##### Text excerpt #####
7. The muffler of claim 6, wherein a line extending between a
center of the outlet end of the frat passage pipe and a center of
the inlet end of the second passage pipe divides the extended space
into a first volume and a second volume, wherein a side of the
first volume is bounded by the curved surface, and wherein the
first volume is smaller than about one fifth of the second
volume.
8. The muffler of claim 6, wherein a diameter of the outlet end of
the first passage pipe is approximately equal to a diameter of the
inlet end of the second passage pipe, wherein a distance between
the outlet end of the first passage pipe and the inlet end of the
second passage pipe is about six to seven times longer than a
diameter of the outlet end of the first passage pipe.
9. The muffler of claim 6, further comprising: a first resonance
chamber defining a first resonance space therein, wherein the first
resonance space is in communication with the extended space through
a first resonance hole; and a second resonance chamber defining a
second resonance space therein, wherein the second resonance space
is in communication with the second passage pipe through a second
resonance hole.
10. The muffler of claim 1, wherein the second passage pipe
comprises a cylindrically shaped inlet.
##### Dataset rows #####
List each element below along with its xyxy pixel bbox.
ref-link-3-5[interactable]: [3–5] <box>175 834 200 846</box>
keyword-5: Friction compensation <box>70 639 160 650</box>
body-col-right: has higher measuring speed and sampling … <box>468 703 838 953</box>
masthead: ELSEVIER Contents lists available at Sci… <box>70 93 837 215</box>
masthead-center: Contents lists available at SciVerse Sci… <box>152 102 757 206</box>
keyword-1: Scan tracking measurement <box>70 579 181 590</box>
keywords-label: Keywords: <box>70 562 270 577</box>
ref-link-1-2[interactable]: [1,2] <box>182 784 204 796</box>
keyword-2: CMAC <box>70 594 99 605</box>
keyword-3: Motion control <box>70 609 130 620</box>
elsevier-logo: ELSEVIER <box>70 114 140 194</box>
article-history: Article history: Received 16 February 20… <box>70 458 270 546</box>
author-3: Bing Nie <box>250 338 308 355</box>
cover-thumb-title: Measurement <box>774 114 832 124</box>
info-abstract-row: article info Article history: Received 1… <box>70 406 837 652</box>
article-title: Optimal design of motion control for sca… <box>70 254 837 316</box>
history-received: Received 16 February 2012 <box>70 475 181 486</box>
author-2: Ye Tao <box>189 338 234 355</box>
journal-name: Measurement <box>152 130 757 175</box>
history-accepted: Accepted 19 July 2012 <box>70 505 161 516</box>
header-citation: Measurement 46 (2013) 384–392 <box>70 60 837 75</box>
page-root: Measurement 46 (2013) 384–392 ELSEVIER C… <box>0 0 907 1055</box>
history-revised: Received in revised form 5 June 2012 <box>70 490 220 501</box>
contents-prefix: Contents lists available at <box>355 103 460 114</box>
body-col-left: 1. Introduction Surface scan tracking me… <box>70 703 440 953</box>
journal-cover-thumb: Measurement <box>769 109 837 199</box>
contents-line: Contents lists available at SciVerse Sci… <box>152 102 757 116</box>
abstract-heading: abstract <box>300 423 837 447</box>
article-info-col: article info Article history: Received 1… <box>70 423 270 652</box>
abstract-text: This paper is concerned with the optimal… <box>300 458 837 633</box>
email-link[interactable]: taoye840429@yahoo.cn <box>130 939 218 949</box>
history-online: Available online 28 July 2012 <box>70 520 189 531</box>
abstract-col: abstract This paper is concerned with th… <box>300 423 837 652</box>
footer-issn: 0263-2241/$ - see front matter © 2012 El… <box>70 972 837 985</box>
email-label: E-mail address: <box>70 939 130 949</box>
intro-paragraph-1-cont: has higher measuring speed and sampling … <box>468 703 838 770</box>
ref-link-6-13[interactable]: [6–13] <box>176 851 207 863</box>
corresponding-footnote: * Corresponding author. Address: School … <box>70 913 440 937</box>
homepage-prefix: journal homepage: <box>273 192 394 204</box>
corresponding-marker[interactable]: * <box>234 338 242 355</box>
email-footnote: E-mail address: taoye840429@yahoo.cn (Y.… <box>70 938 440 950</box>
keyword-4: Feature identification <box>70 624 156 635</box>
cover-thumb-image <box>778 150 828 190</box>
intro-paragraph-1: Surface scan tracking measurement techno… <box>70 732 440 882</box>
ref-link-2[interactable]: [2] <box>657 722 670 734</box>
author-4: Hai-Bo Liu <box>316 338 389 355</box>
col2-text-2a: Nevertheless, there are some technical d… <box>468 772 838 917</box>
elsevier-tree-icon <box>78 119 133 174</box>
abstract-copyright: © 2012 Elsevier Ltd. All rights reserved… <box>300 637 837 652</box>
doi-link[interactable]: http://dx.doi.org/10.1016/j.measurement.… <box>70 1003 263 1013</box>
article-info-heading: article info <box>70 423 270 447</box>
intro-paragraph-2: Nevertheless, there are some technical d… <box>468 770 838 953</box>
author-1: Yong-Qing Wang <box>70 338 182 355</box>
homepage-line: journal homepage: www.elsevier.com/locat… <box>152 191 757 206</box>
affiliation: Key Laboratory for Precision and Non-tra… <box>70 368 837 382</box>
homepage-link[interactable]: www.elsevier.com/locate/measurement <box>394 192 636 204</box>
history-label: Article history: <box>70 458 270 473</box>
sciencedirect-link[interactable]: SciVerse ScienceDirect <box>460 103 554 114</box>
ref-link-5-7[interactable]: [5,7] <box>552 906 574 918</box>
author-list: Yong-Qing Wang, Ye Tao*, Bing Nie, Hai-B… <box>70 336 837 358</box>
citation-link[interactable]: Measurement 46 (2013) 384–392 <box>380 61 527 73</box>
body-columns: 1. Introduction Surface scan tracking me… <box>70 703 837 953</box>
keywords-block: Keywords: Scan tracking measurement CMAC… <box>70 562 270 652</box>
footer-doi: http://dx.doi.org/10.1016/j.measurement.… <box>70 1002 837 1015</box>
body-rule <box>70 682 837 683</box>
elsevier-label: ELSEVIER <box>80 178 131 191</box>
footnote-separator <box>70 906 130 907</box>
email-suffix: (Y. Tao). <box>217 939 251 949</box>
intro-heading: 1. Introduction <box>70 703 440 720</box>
#####
* **Written tasks**
• a. Rewrite the listing as a numbered list, leaving out blank lines, covering only its part from the first line through the line containing "ref-link-1-2[interactable]: [1,2] <box>182".
• b. Extend the muffler claims beyond their final line.

* **Task-by-task outputs**
• a.
1. List each element below along with its xyxy pixel bbox.
2. ref-link-3-5[interactable]: [3–5] <box>175 834 200 846</box>
3. keyword-5: Friction compensation <box>70 639 160 650</box>
4. body-col-right: has higher measuring speed and sampling … <box>468 703 838 953</box>
5. masthead: ELSEVIER Contents lists available at Sci… <box>70 93 837 215</box>
6. masthead-center: Contents lists available at SciVerse Sci… <box>152 102 757 206</box>
7. keyword-1: Scan tracking measurement <box>70 579 181 590</box>
8. keywords-label: Keywords: <box>70 562 270 577</box>
9. ref-link-1-2[interactable]: [1,2] <box>182 784 204 796</box>

• b.
11. The muffler of claim 1, wherein the inlet end of the second
passage pipe is substantially flush with a wall of the central
resonance chamber.
12. A muffler of a compressor, comprising: a central resonance
chamber defining an extended space therein; a first passage pipe
having an outlet end at an inlet side of the resonance chamber; and
a second passage pipe having an inlet end at an outlet side of the
resonance chamber, wherein a central longitudinal axis of the first
passage pipe a central longitudinal axis of the second passage pipe
are configured to form an angle of about 40.degree. to 50.degree.,
and wherein the resonance chamber comprises a wall having a
substantially constant curvature extending between the outlet end
of the first passage pipe and the inlet end of the second passage
pipe.
13. The muffler of claim 12, wherein the central longitudinal axis
of the first passage pipe intersects a center of the inlet end of
the second passage pipe.
14. The muffler of claim 12, wherein the central longitudinal axis
of the first passage pipe does not intersect a center of the inlet
end of the second passage pipe.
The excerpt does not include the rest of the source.